Data entries:
----------------

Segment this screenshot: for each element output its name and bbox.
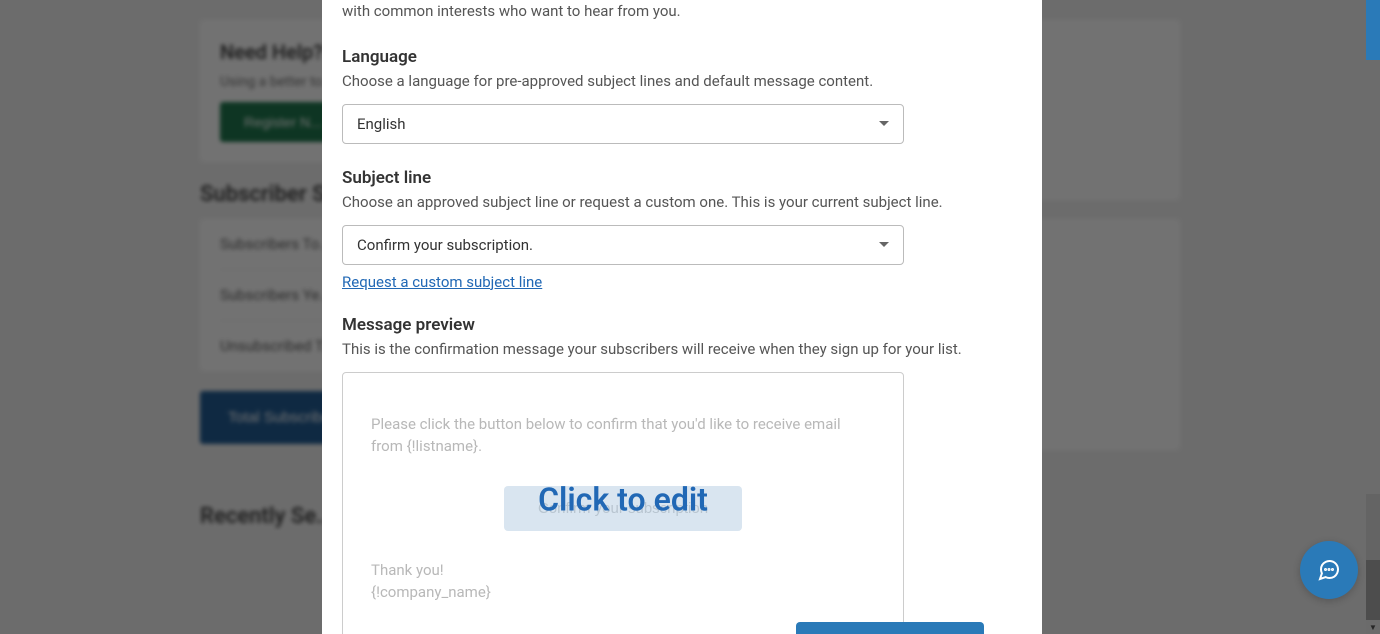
chat-button[interactable]	[1300, 541, 1358, 599]
preview-company: {!company_name}	[371, 581, 875, 604]
preview-label: Message preview	[342, 315, 1002, 335]
modal-save-button[interactable]	[796, 622, 984, 634]
subject-desc: Choose an approved subject line or reque…	[342, 192, 1002, 213]
chevron-down-icon	[879, 121, 889, 126]
preview-group: Message preview This is the confirmation…	[342, 315, 1002, 634]
message-preview-box[interactable]: Please click the button below to confirm…	[342, 372, 904, 634]
language-value: English	[357, 115, 406, 133]
language-group: Language Choose a language for pre-appro…	[342, 47, 1002, 144]
language-select[interactable]: English	[342, 104, 904, 144]
subject-group: Subject line Choose an approved subject …	[342, 168, 1002, 291]
right-edge-tab[interactable]	[1366, 0, 1380, 60]
chevron-down-icon	[879, 242, 889, 247]
intro-text: with common interests who want to hear f…	[342, 0, 1002, 23]
settings-modal: with common interests who want to hear f…	[322, 0, 1042, 634]
preview-confirm-button: Confirm your subscription	[504, 486, 742, 531]
language-desc: Choose a language for pre-approved subje…	[342, 71, 1002, 92]
preview-body: Please click the button below to confirm…	[371, 413, 875, 458]
preview-thankyou: Thank you!	[371, 559, 875, 582]
subject-label: Subject line	[342, 168, 1002, 188]
language-label: Language	[342, 47, 1002, 67]
chat-icon	[1317, 558, 1341, 582]
custom-subject-link[interactable]: Request a custom subject line	[342, 273, 542, 291]
subject-value: Confirm your subscription.	[357, 236, 533, 254]
preview-desc: This is the confirmation message your su…	[342, 339, 1002, 360]
preview-footer: Thank you! {!company_name}	[371, 559, 875, 604]
subject-select[interactable]: Confirm your subscription.	[342, 225, 904, 265]
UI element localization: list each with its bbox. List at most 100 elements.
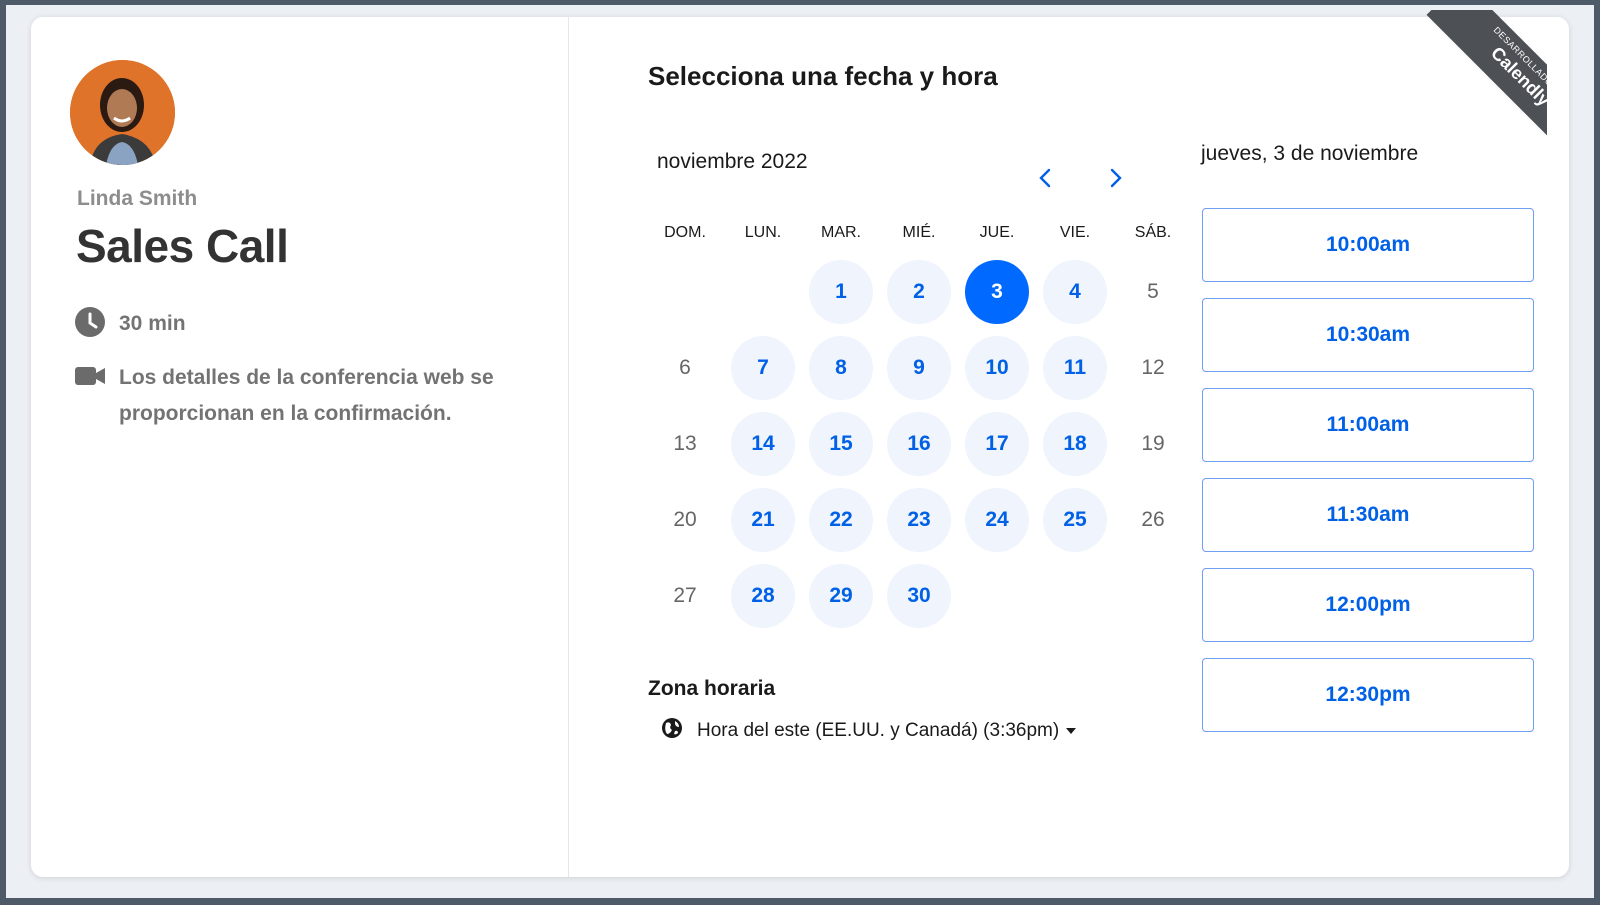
calendar-day-number: 29 bbox=[809, 564, 873, 628]
calendar-day[interactable]: 24 bbox=[958, 488, 1036, 552]
weekday-label: SÁB. bbox=[1134, 224, 1172, 241]
calendar-day[interactable]: 23 bbox=[880, 488, 958, 552]
calendar-day-number: 24 bbox=[965, 488, 1029, 552]
weekday-label: DOM. bbox=[664, 224, 706, 241]
calendar-day-number: 13 bbox=[673, 432, 697, 455]
caret-down-icon bbox=[1065, 722, 1077, 740]
calendar-day[interactable]: 21 bbox=[724, 488, 802, 552]
calendar-week-row: 6 7 8 9 10 11 12 bbox=[646, 330, 1192, 406]
calendar-day-number: 10 bbox=[965, 336, 1029, 400]
time-slot-button[interactable]: 11:00am bbox=[1202, 388, 1534, 462]
host-name: Linda Smith bbox=[77, 187, 198, 210]
timezone-heading: Zona horaria bbox=[648, 677, 776, 700]
calendar-day[interactable]: 4 bbox=[1036, 260, 1114, 324]
calendar-day-number: 11 bbox=[1043, 336, 1107, 400]
calendly-ribbon: DESARROLLADO POR Calendly bbox=[1426, 10, 1547, 160]
event-title: Sales Call bbox=[76, 220, 289, 272]
calendar-day-number: 20 bbox=[673, 508, 697, 531]
calendar-day: 20 bbox=[646, 488, 724, 552]
time-slot-button[interactable]: 12:30pm bbox=[1202, 658, 1534, 732]
time-slot-button[interactable]: 10:00am bbox=[1202, 208, 1534, 282]
calendar-day[interactable]: 11 bbox=[1036, 336, 1114, 400]
calendar-day[interactable]: 15 bbox=[802, 412, 880, 476]
calendar-day[interactable]: 9 bbox=[880, 336, 958, 400]
avatar bbox=[70, 60, 175, 165]
calendar-day-number: 3 bbox=[965, 260, 1029, 324]
calendar-day-number: 27 bbox=[673, 584, 697, 607]
event-details-panel: Linda Smith Sales Call 30 min Los detall… bbox=[31, 17, 569, 877]
timezone-select[interactable]: Hora del este (EE.UU. y Canadá) (3:36pm) bbox=[661, 717, 1077, 744]
next-month-button[interactable] bbox=[1096, 158, 1136, 198]
previous-month-button[interactable] bbox=[1025, 158, 1065, 198]
conference-note-line-2: proporcionan en la confirmación. bbox=[119, 402, 452, 425]
calendar-day[interactable]: 14 bbox=[724, 412, 802, 476]
calendar-day[interactable]: 2 bbox=[880, 260, 958, 324]
calendar-day[interactable]: 16 bbox=[880, 412, 958, 476]
calendar-grid: DOM. LUN. MAR. MIÉ. JUE. VIE. SÁB. 1 2 3 4 5 6 7 8 9 10… bbox=[646, 224, 1192, 634]
weekday-header: DOM. LUN. MAR. MIÉ. JUE. VIE. SÁB. bbox=[646, 224, 1192, 254]
calendar-week-row: 20 21 22 23 24 25 26 bbox=[646, 482, 1192, 558]
calendar-day-empty bbox=[724, 260, 802, 324]
calendar-day-number: 17 bbox=[965, 412, 1029, 476]
time-slot-button[interactable]: 11:30am bbox=[1202, 478, 1534, 552]
calendar-day[interactable]: 22 bbox=[802, 488, 880, 552]
page-title: Selecciona una fecha y hora bbox=[648, 61, 998, 91]
calendar-day-empty bbox=[646, 260, 724, 324]
calendar-day-number: 5 bbox=[1147, 280, 1159, 303]
calendar-day-empty bbox=[1114, 564, 1192, 628]
selected-date-label: jueves, 3 de noviembre bbox=[1201, 142, 1419, 165]
conference-note-line-1: Los detalles de la conferencia web se bbox=[119, 366, 494, 389]
timezone-value: Hora del este (EE.UU. y Canadá) (3:36pm) bbox=[697, 719, 1060, 741]
calendar-day: 12 bbox=[1114, 336, 1192, 400]
time-slot-list: 10:00am 10:30am 11:00am 11:30am 12:00pm 12:30… bbox=[1202, 208, 1534, 748]
clock-icon bbox=[74, 306, 106, 338]
calendar-day-number: 18 bbox=[1043, 412, 1107, 476]
month-label: noviembre 2022 bbox=[657, 150, 808, 173]
calendar-day[interactable]: 7 bbox=[724, 336, 802, 400]
powered-by-badge[interactable]: DESARROLLADO POR Calendly bbox=[1397, 10, 1547, 160]
calendar-day: 13 bbox=[646, 412, 724, 476]
conference-note: Los detalles de la conferencia web se pr… bbox=[119, 360, 494, 432]
calendar-week-row: 27 28 29 30 bbox=[646, 558, 1192, 634]
calendar-day[interactable]: 1 bbox=[802, 260, 880, 324]
calendar-day-empty bbox=[958, 564, 1036, 628]
calendar-day-number: 26 bbox=[1141, 508, 1165, 531]
calendar-day[interactable]: 17 bbox=[958, 412, 1036, 476]
calendar-day: 27 bbox=[646, 564, 724, 628]
time-slot-button[interactable]: 10:30am bbox=[1202, 298, 1534, 372]
calendar-week-row: 13 14 15 16 17 18 19 bbox=[646, 406, 1192, 482]
calendar-day[interactable]: 8 bbox=[802, 336, 880, 400]
calendar-day-number: 14 bbox=[731, 412, 795, 476]
weekday-label: MIÉ. bbox=[902, 224, 936, 241]
video-camera-icon bbox=[74, 360, 106, 392]
calendar-day-number: 1 bbox=[809, 260, 873, 324]
weekday-label: VIE. bbox=[1059, 224, 1091, 241]
calendar-day-number: 23 bbox=[887, 488, 951, 552]
calendar-day-number: 15 bbox=[809, 412, 873, 476]
calendar-day-number: 25 bbox=[1043, 488, 1107, 552]
weekday-label: MAR. bbox=[821, 224, 861, 241]
time-slot-button[interactable]: 12:00pm bbox=[1202, 568, 1534, 642]
calendar-day[interactable]: 29 bbox=[802, 564, 880, 628]
calendar-day[interactable]: 25 bbox=[1036, 488, 1114, 552]
weekday-label: LUN. bbox=[744, 224, 782, 241]
calendar-day-number: 7 bbox=[731, 336, 795, 400]
calendar-day-selected[interactable]: 3 bbox=[958, 260, 1036, 324]
calendar-day-number: 9 bbox=[887, 336, 951, 400]
calendar-day-number: 6 bbox=[679, 356, 691, 379]
calendar-day[interactable]: 30 bbox=[880, 564, 958, 628]
calendar-day: 6 bbox=[646, 336, 724, 400]
calendar-day[interactable]: 28 bbox=[724, 564, 802, 628]
calendar-day: 19 bbox=[1114, 412, 1192, 476]
calendar-day-number: 2 bbox=[887, 260, 951, 324]
calendar-day[interactable]: 10 bbox=[958, 336, 1036, 400]
globe-icon bbox=[661, 717, 683, 744]
calendar-day-number: 8 bbox=[809, 336, 873, 400]
calendar-week-row: 1234 5 bbox=[646, 254, 1192, 330]
conference-row: Los detalles de la conferencia web se pr… bbox=[74, 360, 494, 432]
calendar-day: 26 bbox=[1114, 488, 1192, 552]
calendar-day-number: 4 bbox=[1043, 260, 1107, 324]
weekday-label: JUE. bbox=[979, 224, 1015, 241]
calendar-day[interactable]: 18 bbox=[1036, 412, 1114, 476]
calendar-day-number: 28 bbox=[731, 564, 795, 628]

----------------

Could you copy out, unchanged, everything in the entries from the line containing "541, 1358, 599]" down to the line containing "intro-text: with common", with both of those lines included?

The reply
chat-button[interactable]	[1300, 541, 1358, 599]
preview-company: {!company_name}	[371, 581, 875, 604]
preview-label: Message preview	[342, 315, 1002, 335]
modal-save-button[interactable]	[796, 622, 984, 634]
subject-desc: Choose an approved subject line or reque…	[342, 192, 1002, 213]
chevron-down-icon	[879, 121, 889, 126]
preview-group: Message preview This is the confirmation…	[342, 315, 1002, 634]
message-preview-box[interactable]: Please click the button below to confirm…	[342, 372, 904, 634]
language-value: English	[357, 115, 406, 133]
language-group: Language Choose a language for pre-appro…	[342, 47, 1002, 144]
language-select[interactable]: English	[342, 104, 904, 144]
subject-group: Subject line Choose an approved subject …	[342, 168, 1002, 291]
right-edge-tab[interactable]	[1366, 0, 1380, 60]
chevron-down-icon	[879, 242, 889, 247]
intro-text: with common interests who want to hear f…	[342, 0, 1002, 23]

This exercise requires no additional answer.